There is so much more than a matter‐of-fact reality that some procreate and some do not. There is an undeniable thing written on our spirits – a longing to join with God in this piece of creation, and a part of our identity is deeply entwined with it.

 

I know that not every woman feels this way, and that God has clearly and graciously set some apart for an exponential capacity for career, ministry, spiritual mothering, adoption, or another beautiful purpose.

But there is a commonality among so many women, and lies of weakness and shame and smallness have attached to it…that do not belong. Science can call it a “biological clock,” but what if God meant it for beauty and purpose and love? What if the God of the Universe designed for women to share in His image in this particular way? He created us out of the love of the Trinity, in His image. And He granted us with this miraculous ability, biologically or spiritually or both, to do essentially the same thing – to create out of ourselves, in our image, as an overflow of our love for one another as husband and wife, and/or between God and ourselves. Giving life through love – a heavenly notion.

 

I see women without children birthing spiritual children by the droves, and I am saddened that there is little freedom to call out the beautiful maternal-ness of that, either.

 

I admit that I’m squirming with political incorrectness.  But I can’t ignore the beauty that lies here begging to be uncovered.  We might need to sweep away some dust left from seeking equality in all the things that make a woman the same as a man, and call out something that makes us beautifully different.

For our treasure lies substantially in a most certainly equal, but different place.

Women have something unique to offer in every space we fill. Whether a woman ever has a biological child, or ever wants one, there is a thing that makes her a woman that lies far deeper than anatomy. As I sit today, on the other side of five children, I desperately long for the world to give space to this thing, and to attach beauty to it.

**WORK INSTRUCTIONS**:
(a) Decide whether each statement agrees with the passage on women and motherhood, answering yes or no and quoting the words that settle it: (i) the writer holds that every woman shares this longing; (ii) the writer has five children; (iii) the passage mentions a scientific name for this longing.
(b) List every capacity or purpose that the passage on women and motherhood says God has set some women apart for.
The entries that come after this passage have no connection to it.

**INFORMATION SHOWN**:
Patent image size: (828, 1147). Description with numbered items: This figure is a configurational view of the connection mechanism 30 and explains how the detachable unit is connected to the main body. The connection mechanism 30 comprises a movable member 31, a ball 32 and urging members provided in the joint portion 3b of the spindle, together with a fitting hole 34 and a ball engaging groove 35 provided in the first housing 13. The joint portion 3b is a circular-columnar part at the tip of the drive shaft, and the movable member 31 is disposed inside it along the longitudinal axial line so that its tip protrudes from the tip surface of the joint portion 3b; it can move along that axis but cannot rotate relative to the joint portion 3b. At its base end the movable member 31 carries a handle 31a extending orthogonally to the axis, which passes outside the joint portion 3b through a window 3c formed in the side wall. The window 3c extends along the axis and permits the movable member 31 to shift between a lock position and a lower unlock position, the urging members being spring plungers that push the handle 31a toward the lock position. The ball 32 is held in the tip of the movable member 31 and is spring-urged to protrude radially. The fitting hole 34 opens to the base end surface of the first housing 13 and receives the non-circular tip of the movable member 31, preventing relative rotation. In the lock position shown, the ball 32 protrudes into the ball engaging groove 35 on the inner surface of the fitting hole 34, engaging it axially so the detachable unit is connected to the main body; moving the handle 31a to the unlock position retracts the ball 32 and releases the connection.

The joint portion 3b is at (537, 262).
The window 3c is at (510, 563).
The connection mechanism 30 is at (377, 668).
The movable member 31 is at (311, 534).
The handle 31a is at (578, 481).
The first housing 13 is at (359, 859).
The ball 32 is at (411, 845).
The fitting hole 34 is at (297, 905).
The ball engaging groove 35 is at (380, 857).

**SOLUTIONS TO THE PROBLEMS**:
(a)
(i) No: "I know that not every woman feels this way"
(ii) Yes: "on the other side of five children"
(iii) Yes: "Science can call it a “biological clock,”"

(b)
- career
- ministry
- spiritual mothering
- adoption
- another beautiful purpose